> [Instruction] In the entries below, how many lines hold the string "MANUFACTURE"? Give only the number.

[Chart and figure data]
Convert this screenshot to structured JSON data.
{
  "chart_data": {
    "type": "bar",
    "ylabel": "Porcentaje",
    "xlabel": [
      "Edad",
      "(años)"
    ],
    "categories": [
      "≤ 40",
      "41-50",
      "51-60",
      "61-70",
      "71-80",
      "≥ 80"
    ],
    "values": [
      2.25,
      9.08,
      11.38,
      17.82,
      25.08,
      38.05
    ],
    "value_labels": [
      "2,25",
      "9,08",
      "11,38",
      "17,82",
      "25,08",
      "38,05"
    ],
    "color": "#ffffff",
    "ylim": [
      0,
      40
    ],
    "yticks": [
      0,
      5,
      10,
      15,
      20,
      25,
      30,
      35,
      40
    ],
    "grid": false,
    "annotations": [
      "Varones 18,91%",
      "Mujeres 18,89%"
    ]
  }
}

==

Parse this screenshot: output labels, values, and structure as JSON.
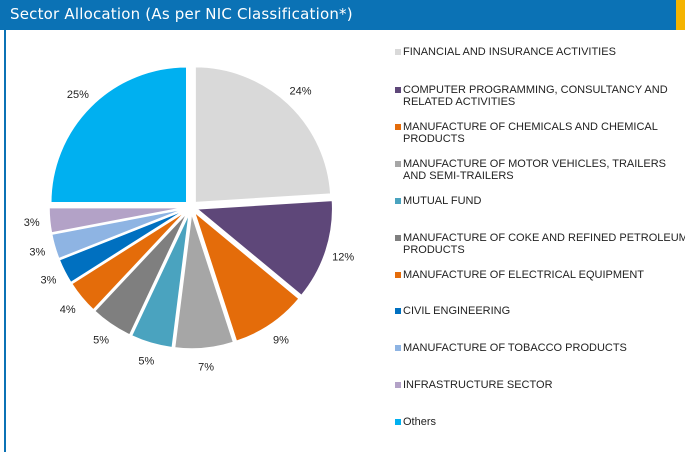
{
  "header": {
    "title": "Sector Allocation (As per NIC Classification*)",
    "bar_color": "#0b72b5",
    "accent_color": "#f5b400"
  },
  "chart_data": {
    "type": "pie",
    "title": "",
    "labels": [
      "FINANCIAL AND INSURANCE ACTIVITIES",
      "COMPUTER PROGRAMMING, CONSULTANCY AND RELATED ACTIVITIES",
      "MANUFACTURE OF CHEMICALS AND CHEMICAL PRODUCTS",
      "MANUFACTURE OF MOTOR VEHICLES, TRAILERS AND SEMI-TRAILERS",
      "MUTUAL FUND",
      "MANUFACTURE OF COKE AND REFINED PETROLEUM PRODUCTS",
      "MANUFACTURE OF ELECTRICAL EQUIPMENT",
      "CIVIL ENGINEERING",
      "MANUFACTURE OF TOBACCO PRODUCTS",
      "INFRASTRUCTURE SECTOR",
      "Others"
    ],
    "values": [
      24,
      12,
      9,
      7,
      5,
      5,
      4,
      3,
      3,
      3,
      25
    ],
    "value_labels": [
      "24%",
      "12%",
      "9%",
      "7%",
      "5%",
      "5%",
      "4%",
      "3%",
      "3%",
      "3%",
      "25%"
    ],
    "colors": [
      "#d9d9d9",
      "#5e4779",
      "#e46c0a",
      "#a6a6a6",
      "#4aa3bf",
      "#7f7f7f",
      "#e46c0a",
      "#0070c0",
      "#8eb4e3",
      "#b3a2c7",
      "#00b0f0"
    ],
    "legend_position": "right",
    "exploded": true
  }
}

> [Finished task] 5